The exercise :: From the listing below, pull out all lines with "this" in them.

··· Material

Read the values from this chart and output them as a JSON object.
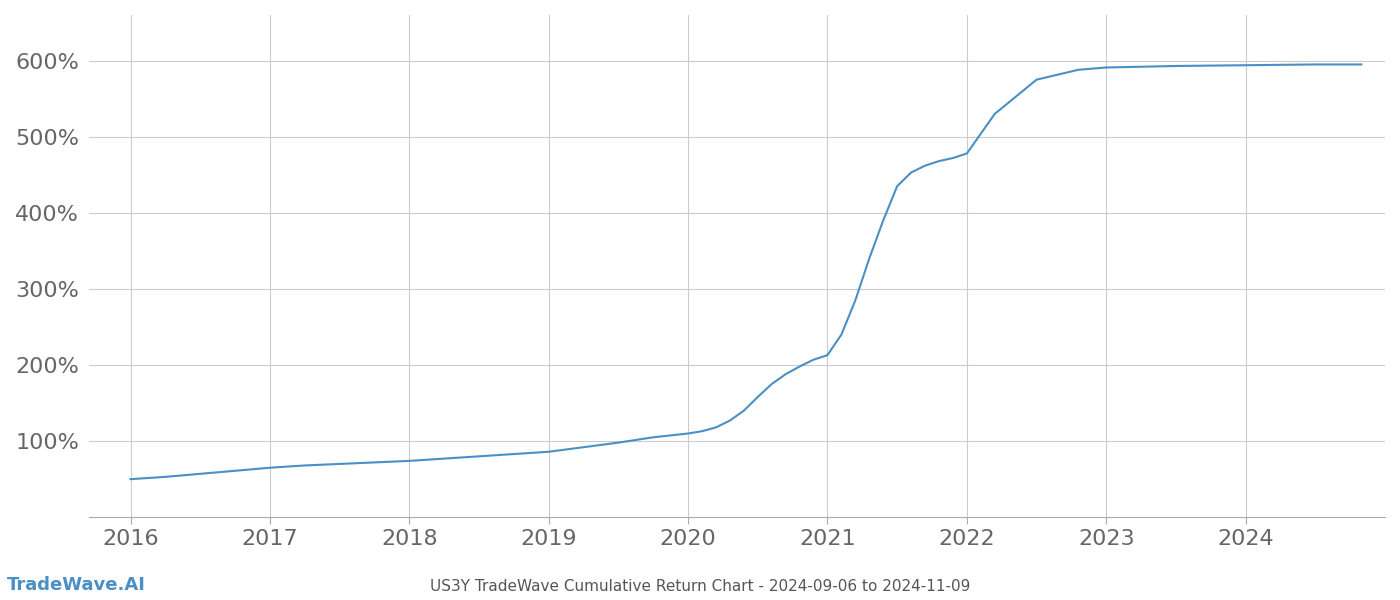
{
  "title": "US3Y TradeWave Cumulative Return Chart - 2024-09-06 to 2024-11-09",
  "watermark": "TradeWave.AI",
  "line_color": "#4a90c4",
  "background_color": "#ffffff",
  "grid_color": "#cccccc",
  "xlim": [
    2015.7,
    2025.0
  ],
  "ylim": [
    0,
    660
  ],
  "yticks": [
    100,
    200,
    300,
    400,
    500,
    600
  ],
  "xticks": [
    2016,
    2017,
    2018,
    2019,
    2020,
    2021,
    2022,
    2023,
    2024
  ],
  "title_fontsize": 11,
  "watermark_fontsize": 13,
  "tick_fontsize": 16,
  "x_data": [
    2016.0,
    2016.25,
    2016.5,
    2016.75,
    2017.0,
    2017.25,
    2017.5,
    2017.75,
    2018.0,
    2018.25,
    2018.5,
    2018.75,
    2019.0,
    2019.25,
    2019.5,
    2019.75,
    2020.0,
    2020.1,
    2020.2,
    2020.3,
    2020.4,
    2020.5,
    2020.6,
    2020.7,
    2020.8,
    2020.9,
    2021.0,
    2021.1,
    2021.2,
    2021.3,
    2021.4,
    2021.5,
    2021.6,
    2021.7,
    2021.8,
    2021.9,
    2022.0,
    2022.2,
    2022.5,
    2022.8,
    2023.0,
    2023.5,
    2024.0,
    2024.5,
    2024.83
  ],
  "y_data": [
    50,
    53,
    57,
    61,
    65,
    68,
    70,
    72,
    74,
    77,
    80,
    83,
    86,
    92,
    98,
    105,
    110,
    113,
    118,
    127,
    140,
    158,
    175,
    188,
    198,
    207,
    213,
    240,
    285,
    340,
    390,
    435,
    453,
    462,
    468,
    472,
    478,
    530,
    575,
    588,
    591,
    593,
    594,
    595,
    595
  ]
}
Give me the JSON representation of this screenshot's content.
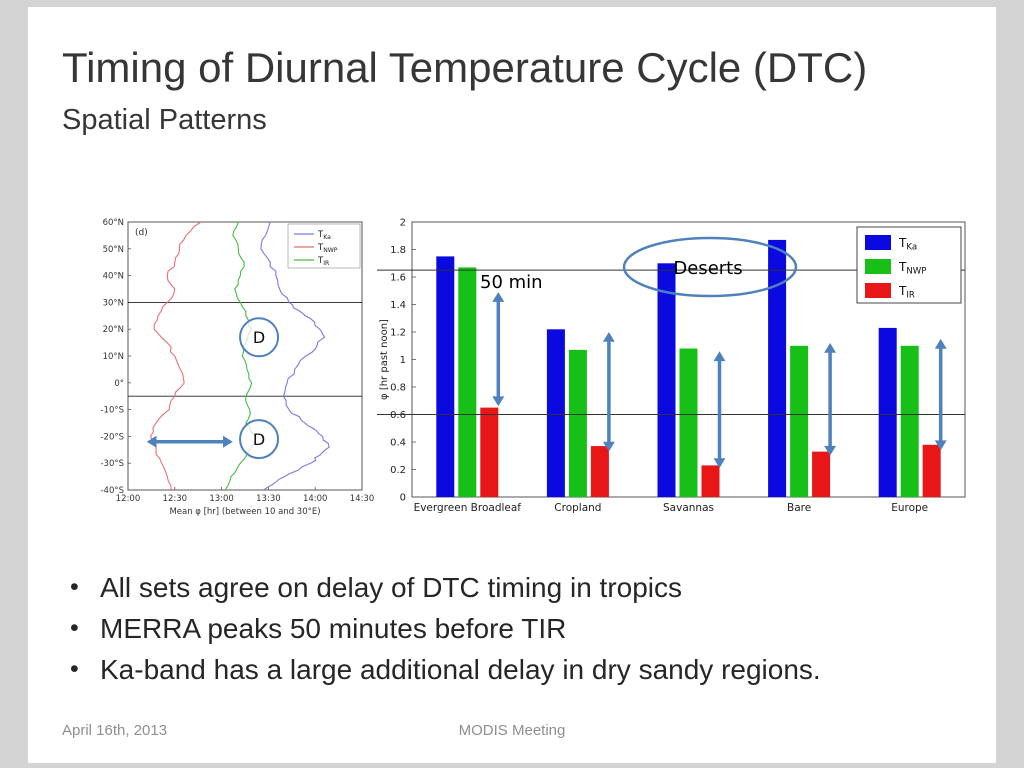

······

Response ::
Read the values from this chart and output them as a JSON object.
Give me the JSON representation of this screenshot's content.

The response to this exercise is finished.